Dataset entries
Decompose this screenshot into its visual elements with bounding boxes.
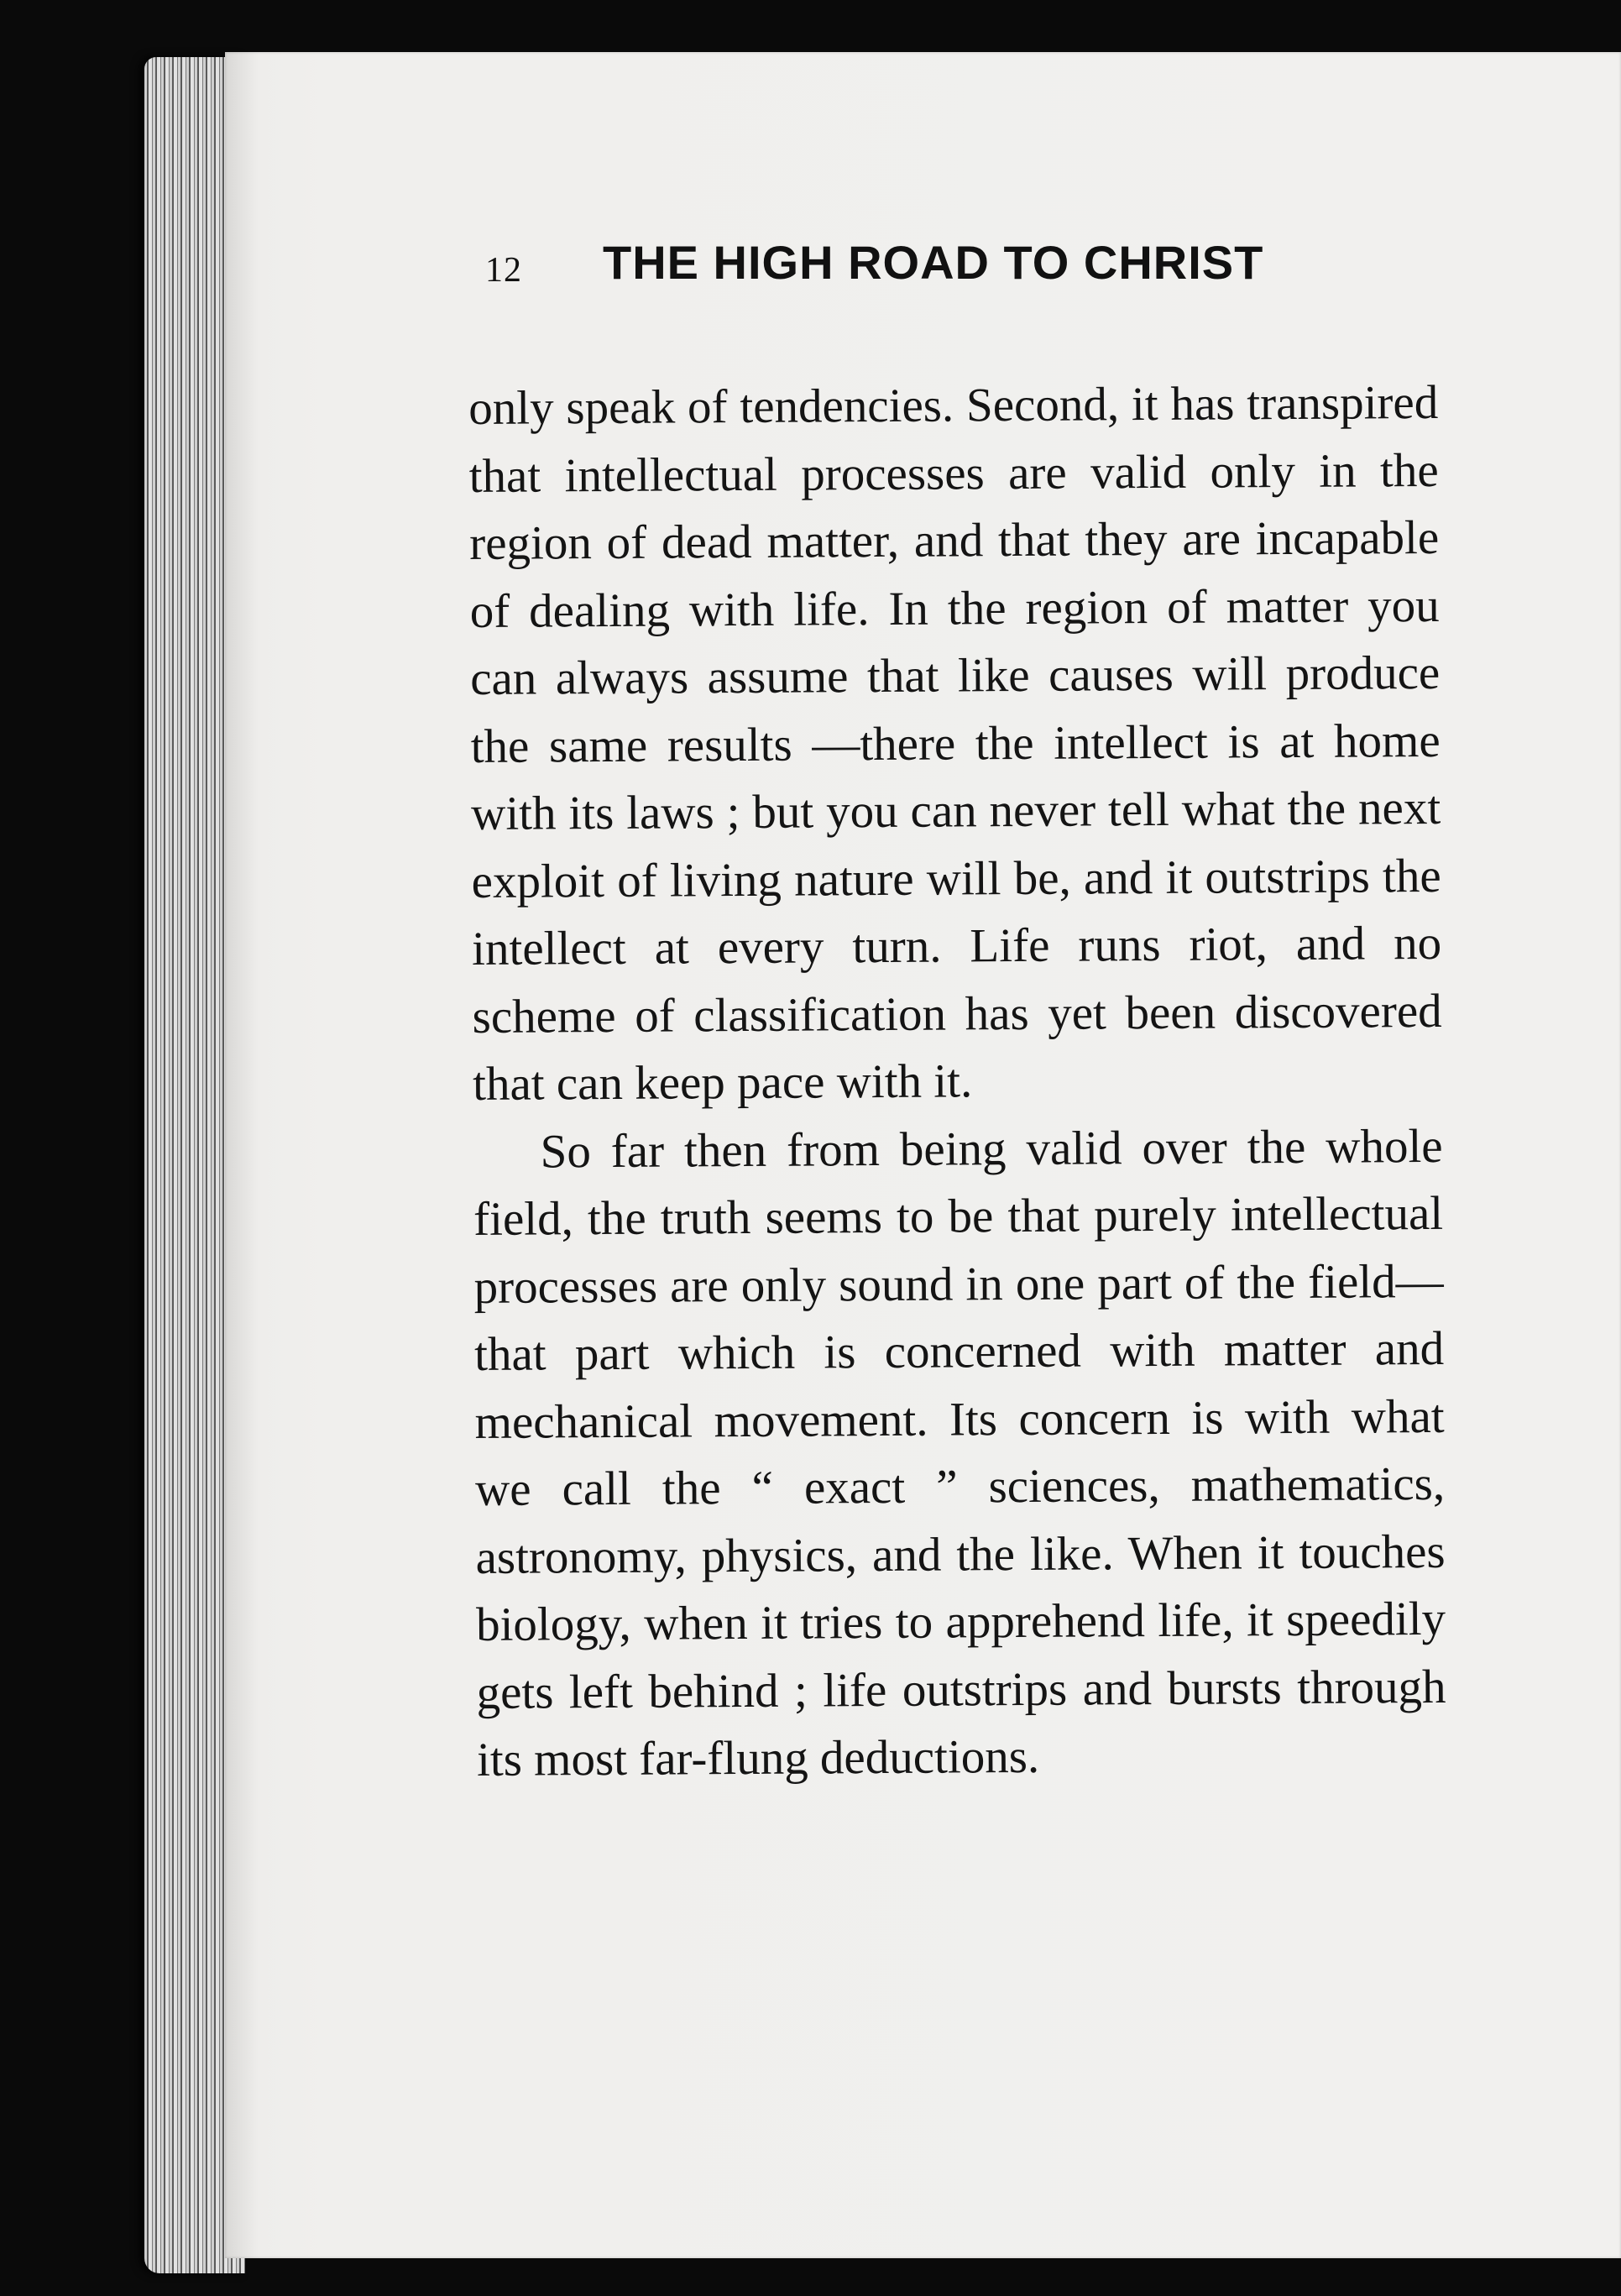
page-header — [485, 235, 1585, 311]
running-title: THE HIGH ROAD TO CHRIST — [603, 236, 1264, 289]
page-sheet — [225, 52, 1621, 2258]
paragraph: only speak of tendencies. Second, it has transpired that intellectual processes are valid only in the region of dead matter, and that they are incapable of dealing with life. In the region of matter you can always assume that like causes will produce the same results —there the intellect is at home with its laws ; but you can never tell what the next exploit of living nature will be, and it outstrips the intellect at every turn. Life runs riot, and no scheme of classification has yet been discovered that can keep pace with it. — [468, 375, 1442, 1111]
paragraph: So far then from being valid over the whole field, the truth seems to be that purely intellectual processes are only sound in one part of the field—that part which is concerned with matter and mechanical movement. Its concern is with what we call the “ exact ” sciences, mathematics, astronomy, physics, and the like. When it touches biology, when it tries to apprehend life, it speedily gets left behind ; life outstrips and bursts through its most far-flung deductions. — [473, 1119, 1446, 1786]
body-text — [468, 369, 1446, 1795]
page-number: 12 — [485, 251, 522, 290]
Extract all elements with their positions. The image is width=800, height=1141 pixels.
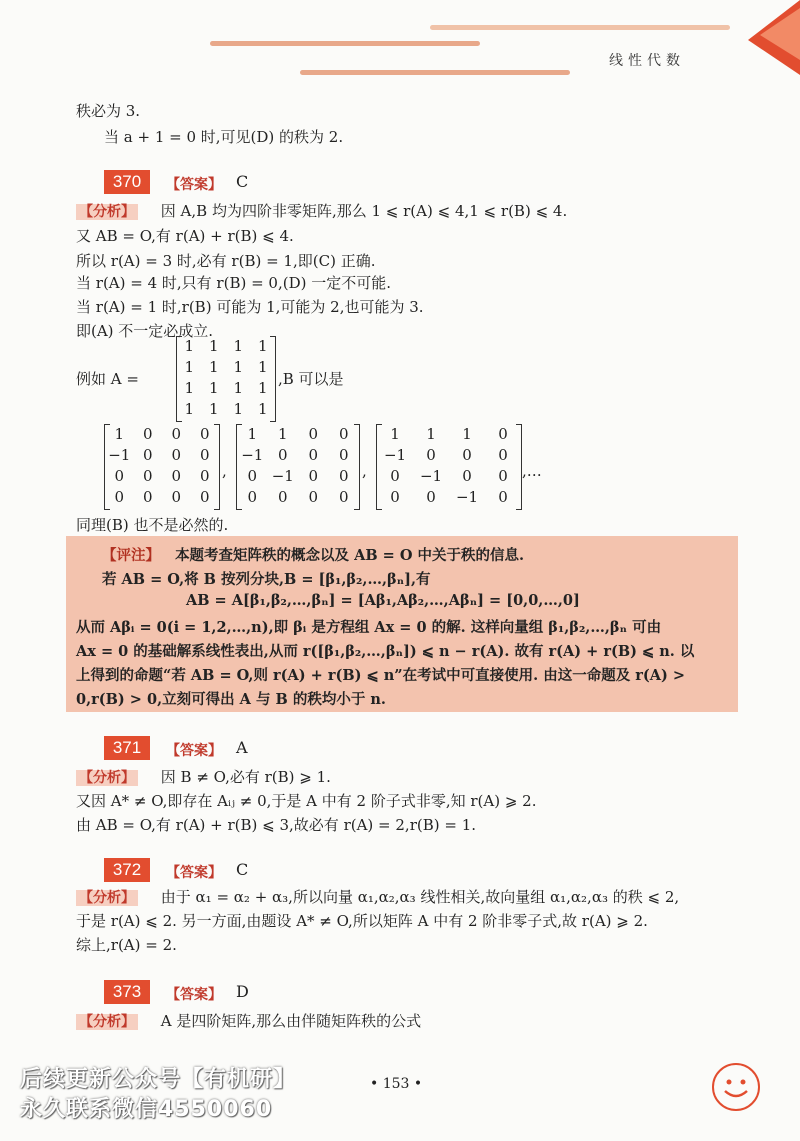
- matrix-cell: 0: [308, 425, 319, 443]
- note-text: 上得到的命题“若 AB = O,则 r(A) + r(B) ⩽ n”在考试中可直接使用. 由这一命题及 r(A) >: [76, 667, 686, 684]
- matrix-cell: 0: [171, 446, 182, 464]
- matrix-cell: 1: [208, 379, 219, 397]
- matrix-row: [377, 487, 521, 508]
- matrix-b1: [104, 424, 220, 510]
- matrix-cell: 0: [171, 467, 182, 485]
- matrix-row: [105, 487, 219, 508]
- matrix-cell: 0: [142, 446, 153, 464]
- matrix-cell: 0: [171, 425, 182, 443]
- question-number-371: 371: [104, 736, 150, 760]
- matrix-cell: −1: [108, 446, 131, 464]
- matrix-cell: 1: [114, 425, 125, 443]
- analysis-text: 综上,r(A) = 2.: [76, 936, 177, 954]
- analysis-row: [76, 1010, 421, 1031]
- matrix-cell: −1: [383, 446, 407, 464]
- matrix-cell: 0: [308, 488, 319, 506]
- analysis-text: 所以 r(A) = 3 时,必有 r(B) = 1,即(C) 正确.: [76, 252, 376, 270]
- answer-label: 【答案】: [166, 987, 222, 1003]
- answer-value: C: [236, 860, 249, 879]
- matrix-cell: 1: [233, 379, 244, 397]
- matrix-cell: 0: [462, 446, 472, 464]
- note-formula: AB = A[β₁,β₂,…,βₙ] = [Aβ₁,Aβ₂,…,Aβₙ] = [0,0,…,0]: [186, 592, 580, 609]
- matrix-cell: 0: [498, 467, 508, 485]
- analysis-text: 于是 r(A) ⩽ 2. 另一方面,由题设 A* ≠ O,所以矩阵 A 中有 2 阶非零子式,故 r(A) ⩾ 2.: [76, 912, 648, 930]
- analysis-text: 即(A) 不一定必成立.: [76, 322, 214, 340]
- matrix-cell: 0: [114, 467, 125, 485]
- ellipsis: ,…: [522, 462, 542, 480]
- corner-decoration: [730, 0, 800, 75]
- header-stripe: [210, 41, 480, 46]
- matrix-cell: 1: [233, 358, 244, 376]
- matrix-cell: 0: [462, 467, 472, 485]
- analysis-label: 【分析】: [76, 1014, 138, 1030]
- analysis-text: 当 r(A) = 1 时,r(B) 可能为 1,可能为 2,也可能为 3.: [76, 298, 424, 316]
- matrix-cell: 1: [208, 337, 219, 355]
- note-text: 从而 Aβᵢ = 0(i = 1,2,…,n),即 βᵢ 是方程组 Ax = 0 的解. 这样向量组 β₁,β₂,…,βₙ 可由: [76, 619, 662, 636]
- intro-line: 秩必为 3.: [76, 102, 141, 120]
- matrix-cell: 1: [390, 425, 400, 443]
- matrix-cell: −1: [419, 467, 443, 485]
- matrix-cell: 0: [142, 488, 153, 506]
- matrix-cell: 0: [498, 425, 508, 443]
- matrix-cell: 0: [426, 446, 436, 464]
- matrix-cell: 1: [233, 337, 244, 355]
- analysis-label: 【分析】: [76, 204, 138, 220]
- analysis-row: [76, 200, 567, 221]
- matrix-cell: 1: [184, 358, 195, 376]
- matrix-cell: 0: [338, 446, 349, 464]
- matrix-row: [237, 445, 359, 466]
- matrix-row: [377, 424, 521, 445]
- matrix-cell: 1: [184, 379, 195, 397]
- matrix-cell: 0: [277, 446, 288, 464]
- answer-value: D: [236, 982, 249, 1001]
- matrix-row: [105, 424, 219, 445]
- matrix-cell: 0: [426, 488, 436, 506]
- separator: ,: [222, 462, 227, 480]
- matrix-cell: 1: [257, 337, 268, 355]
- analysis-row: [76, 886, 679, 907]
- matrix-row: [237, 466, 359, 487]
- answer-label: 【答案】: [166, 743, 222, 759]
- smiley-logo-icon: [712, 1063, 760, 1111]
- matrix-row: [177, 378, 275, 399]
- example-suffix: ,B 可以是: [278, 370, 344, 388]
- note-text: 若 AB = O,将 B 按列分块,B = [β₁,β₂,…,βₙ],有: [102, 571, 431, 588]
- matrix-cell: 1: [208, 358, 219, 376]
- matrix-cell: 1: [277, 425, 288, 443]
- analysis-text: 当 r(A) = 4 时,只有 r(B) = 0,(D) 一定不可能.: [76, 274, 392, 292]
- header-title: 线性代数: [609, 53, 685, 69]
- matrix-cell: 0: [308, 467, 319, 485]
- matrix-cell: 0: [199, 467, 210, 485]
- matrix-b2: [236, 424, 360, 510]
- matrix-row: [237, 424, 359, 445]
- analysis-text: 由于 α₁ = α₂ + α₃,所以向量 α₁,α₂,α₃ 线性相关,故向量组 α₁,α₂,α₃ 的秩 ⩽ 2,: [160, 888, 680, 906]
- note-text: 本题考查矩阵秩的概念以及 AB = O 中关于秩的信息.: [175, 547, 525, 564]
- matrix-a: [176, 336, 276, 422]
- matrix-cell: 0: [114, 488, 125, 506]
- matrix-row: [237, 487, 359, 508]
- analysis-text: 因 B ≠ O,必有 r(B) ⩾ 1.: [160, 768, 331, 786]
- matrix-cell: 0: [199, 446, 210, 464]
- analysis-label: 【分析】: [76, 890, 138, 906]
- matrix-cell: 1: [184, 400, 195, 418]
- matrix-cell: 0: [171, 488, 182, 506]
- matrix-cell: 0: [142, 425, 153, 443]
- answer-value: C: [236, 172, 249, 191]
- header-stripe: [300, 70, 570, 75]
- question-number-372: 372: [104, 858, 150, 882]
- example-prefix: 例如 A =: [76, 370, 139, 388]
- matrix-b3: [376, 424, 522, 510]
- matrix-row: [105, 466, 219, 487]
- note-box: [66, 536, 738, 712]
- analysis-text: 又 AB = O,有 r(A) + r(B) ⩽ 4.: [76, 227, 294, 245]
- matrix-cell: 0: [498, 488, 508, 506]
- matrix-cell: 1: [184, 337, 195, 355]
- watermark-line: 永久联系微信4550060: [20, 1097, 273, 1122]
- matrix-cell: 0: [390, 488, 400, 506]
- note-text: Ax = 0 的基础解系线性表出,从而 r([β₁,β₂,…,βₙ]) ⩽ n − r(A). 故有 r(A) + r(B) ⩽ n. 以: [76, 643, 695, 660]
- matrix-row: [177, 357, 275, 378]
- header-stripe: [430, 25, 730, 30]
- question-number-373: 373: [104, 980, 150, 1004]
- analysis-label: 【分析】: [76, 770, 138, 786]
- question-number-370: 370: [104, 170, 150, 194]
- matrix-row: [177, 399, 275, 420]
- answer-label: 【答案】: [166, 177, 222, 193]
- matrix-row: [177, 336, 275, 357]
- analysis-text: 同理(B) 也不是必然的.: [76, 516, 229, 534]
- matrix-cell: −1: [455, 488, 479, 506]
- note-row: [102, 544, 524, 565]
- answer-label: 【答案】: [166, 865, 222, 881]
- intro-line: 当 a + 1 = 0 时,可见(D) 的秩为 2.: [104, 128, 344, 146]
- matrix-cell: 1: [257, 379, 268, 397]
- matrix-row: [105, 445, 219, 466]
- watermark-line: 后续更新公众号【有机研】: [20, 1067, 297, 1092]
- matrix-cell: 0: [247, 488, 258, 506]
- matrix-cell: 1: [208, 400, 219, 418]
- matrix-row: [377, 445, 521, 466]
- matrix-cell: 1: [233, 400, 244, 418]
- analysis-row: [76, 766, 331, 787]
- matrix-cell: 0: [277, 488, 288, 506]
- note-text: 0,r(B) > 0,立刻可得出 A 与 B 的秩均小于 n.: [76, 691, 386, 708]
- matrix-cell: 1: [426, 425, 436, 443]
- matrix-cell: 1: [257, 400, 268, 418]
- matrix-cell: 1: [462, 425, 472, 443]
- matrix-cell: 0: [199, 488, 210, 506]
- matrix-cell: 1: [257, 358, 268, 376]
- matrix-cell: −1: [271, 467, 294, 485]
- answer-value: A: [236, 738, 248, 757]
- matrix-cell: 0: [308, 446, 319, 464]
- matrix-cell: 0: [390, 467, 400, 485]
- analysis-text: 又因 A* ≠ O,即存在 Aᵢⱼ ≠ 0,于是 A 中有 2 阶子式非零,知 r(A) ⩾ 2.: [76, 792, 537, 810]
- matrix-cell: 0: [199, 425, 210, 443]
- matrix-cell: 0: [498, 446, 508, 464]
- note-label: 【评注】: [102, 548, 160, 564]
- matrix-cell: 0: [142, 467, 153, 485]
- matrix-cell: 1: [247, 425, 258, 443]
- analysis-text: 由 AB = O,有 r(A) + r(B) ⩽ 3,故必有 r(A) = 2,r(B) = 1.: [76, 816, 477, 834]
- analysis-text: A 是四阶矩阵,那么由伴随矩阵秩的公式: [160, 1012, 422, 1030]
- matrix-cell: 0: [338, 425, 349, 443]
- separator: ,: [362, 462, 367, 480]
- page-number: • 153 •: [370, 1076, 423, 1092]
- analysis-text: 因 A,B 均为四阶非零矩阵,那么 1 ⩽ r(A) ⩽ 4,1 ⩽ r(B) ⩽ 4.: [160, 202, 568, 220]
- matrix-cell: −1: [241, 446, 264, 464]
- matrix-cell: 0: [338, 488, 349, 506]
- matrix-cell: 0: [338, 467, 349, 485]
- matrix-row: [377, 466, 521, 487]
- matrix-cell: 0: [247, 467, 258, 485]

Task prompt: Rewrite the rows starting at the one containing "page-header — [485, 235, 1585, 311]" and ending at the one containing "page-sheet — [225, 52, 1621, 2258]", changing "running-title" to "title-text" and keeping everything else the same.

Worked solution:
page-header — [485, 235, 1585, 311]
title-text: THE HIGH ROAD TO CHRIST — [603, 236, 1264, 289]
page-sheet — [225, 52, 1621, 2258]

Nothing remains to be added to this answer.